• [課題]
1) 読解文から「ともかくも朱雀くんは随分年下」から「えられる松島湾を遠望できた。」までの箇所を、両端の語句も含めて一字一句変えずに抜き出してください。
2) 読解文について、次の問いに答えてください。
(a) 朱雀くんと電気部品店を何軒回ったか。
(b) 塩釜神社へ登りながら振り返ったとき、遠くに見えたのはどこか。
(c) 岩沼分校の学生時代に飛んだ際、外を見えなくするために被っていたものは何か。

• [読解文]
++++++++++
朱雀くんと岐阜高鷲スキー場にて(2012.03)

 ともかくも朱雀くんは随分年下だが気の置けない大事な友なのだ。器用で困ったことをなんでも解決してくれる人で、我が家では「一家に一台ほしい朱雀くん」と失礼な笑(称)号を冠してもニコニコと動ずるところがない。そしてよく私の口調をまねて話し、同僚や私の家族を笑わせた。最後に会ったのは2013年2月に岐阜の「めいほうスキー場」だったから、9年ぶりの再会となる。

 この日は金曜日だったが当直の代休をとってくれていた。
 エスカルゴ号のキャビン照明が道中に点滅をはじめ、またその他にもマイナーな不便が生じてしまい、でも朱雀くんに会えばなんとかなると。
 一緒に昼食に出かけるその足で電気部品店を3軒回り、多分特殊な型番とおもうが、それをいとも簡単に見つけ出し復旧してくれた。やっぱり「一家に一台ほしい」朱雀くんはかわってなかった。

 午後の時間帯で回れるツアーを朱雀くんは考えてくれていたのだが、美術館はスルーさせてもらい、塩釜神社と夜間出撃前の温泉を所望した。
 塩釜も丁度50年振りだった。温泉は時間を押してしまったので翌日に持ち越しだったが。

塩釜神社のある高台の庭園から松島湾を望む

 塩釜神社へ登りながら振り返ったら、桜の向こう低い雲の下に、日本三景の一つに数えられる松島湾を遠望できた。

 岩沼分校の学生時代よく「この真上」を飛んでいた。松島が美しかった記憶は余りない。まあ外を見えなくする計器飛行訓練用フードを被っていたし、外していてもそんなことを感じる余裕がなかったのだろう。きっとまじかで見るのが美しいのだろうと思う。実は地上で近くから眺めたことがない。
++++++++++
• [提供データ]
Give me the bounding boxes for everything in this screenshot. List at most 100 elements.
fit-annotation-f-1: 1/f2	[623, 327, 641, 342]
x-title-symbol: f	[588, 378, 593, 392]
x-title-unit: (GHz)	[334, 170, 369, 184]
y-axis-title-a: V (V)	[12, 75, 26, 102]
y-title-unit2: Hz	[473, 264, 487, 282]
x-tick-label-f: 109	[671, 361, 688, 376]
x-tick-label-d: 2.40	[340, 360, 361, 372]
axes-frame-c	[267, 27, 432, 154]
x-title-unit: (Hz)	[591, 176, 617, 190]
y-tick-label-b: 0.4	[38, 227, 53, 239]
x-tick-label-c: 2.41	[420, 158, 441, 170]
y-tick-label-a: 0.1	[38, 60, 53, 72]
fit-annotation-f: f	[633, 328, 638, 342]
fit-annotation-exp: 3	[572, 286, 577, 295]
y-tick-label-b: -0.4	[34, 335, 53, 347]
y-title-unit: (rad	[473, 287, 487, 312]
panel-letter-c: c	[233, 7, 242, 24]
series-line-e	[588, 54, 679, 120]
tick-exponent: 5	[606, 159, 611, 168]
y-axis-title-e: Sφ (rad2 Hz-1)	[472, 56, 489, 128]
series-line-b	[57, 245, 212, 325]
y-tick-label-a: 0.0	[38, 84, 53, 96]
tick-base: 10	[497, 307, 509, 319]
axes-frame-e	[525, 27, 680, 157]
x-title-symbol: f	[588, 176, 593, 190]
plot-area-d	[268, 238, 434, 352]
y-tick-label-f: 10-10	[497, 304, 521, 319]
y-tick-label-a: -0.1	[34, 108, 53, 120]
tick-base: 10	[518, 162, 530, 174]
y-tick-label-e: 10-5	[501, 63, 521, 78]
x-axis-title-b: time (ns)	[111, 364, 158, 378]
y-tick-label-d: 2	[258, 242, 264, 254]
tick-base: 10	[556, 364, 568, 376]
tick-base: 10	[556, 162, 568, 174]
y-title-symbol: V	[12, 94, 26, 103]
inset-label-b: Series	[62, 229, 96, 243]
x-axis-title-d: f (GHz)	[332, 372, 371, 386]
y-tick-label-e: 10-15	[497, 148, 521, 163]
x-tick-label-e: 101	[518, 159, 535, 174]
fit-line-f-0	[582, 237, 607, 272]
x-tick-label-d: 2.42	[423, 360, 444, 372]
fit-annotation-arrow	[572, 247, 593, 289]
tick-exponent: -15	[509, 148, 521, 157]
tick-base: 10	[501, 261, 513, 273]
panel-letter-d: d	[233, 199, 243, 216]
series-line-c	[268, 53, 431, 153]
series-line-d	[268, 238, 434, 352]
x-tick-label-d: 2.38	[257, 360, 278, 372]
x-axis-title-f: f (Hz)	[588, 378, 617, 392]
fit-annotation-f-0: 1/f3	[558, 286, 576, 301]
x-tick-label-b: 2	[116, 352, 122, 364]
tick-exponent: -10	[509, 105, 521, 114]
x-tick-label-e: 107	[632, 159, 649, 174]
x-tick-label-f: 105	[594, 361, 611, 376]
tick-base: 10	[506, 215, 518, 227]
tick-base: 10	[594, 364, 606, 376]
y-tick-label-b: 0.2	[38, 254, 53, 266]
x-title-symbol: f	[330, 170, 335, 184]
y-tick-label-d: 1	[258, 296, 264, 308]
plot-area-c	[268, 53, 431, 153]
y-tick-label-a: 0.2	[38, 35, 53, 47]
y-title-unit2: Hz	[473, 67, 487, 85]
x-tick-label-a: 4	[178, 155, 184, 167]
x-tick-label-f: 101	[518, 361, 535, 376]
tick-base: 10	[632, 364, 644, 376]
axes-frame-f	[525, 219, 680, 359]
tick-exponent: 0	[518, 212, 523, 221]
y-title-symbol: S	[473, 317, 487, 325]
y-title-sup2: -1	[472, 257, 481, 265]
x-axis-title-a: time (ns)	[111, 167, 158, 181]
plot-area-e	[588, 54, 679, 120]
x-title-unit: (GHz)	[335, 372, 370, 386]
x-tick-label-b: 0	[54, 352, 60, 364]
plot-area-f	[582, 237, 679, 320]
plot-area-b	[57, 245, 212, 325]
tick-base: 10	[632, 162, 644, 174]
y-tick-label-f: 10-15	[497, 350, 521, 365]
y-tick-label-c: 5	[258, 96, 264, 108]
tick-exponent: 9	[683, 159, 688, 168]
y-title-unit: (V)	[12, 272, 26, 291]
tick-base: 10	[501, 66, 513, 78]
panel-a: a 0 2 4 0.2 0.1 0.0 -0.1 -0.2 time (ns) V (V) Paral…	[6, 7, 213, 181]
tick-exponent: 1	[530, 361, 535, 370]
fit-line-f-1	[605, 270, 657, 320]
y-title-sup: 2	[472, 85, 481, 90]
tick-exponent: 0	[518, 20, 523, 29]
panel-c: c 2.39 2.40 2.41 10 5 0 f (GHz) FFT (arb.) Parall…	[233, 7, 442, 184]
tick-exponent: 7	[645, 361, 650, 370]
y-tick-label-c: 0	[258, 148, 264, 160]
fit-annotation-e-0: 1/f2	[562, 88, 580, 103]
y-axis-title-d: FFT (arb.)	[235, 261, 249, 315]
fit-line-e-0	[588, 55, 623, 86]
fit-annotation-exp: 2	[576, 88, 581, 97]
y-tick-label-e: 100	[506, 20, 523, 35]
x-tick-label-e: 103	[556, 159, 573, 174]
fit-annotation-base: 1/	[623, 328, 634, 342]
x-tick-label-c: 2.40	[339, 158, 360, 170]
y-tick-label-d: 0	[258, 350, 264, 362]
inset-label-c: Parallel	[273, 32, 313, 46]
++++++++++
• [解答]
1)
ともかくも朱雀くんは随分年下だが気の置けない大事な友なのだ。器用で困ったことをなんでも解決してくれる人で、我が家では「一家に一台ほしい朱雀くん」と失礼な笑(称)号を冠してもニコニコと動ずるところがない。そしてよく私の口調をまねて話し、同僚や私の家族を笑わせた。最後に会ったのは2013年2月に岐阜の「めいほうスキー場」だったから、9年ぶりの再会となる。

 この日は金曜日だったが当直の代休をとってくれていた。
 エスカルゴ号のキャビン照明が道中に点滅をはじめ、またその他にもマイナーな不便が生じてしまい、でも朱雀くんに会えばなんとかなると。
 一緒に昼食に出かけるその足で電気部品店を3軒回り、多分特殊な型番とおもうが、それをいとも簡単に見つけ出し復旧してくれた。やっぱり「一家に一台ほしい」朱雀くんはかわってなかった。

 午後の時間帯で回れるツアーを朱雀くんは考えてくれていたのだが、美術館はスルーさせてもらい、塩釜神社と夜間出撃前の温泉を所望した。
 塩釜も丁度50年振りだった。温泉は時間を押してしまったので翌日に持ち越しだったが。

塩釜神社のある高台の庭園から松島湾を望む

 塩釜神社へ登りながら振り返ったら、桜の向こう低い雲の下に、日本三景の一つに数えられる松島湾を遠望できた。

2)
(a) 3軒
(b) 松島湾
(c) 計器飛行訓練用フード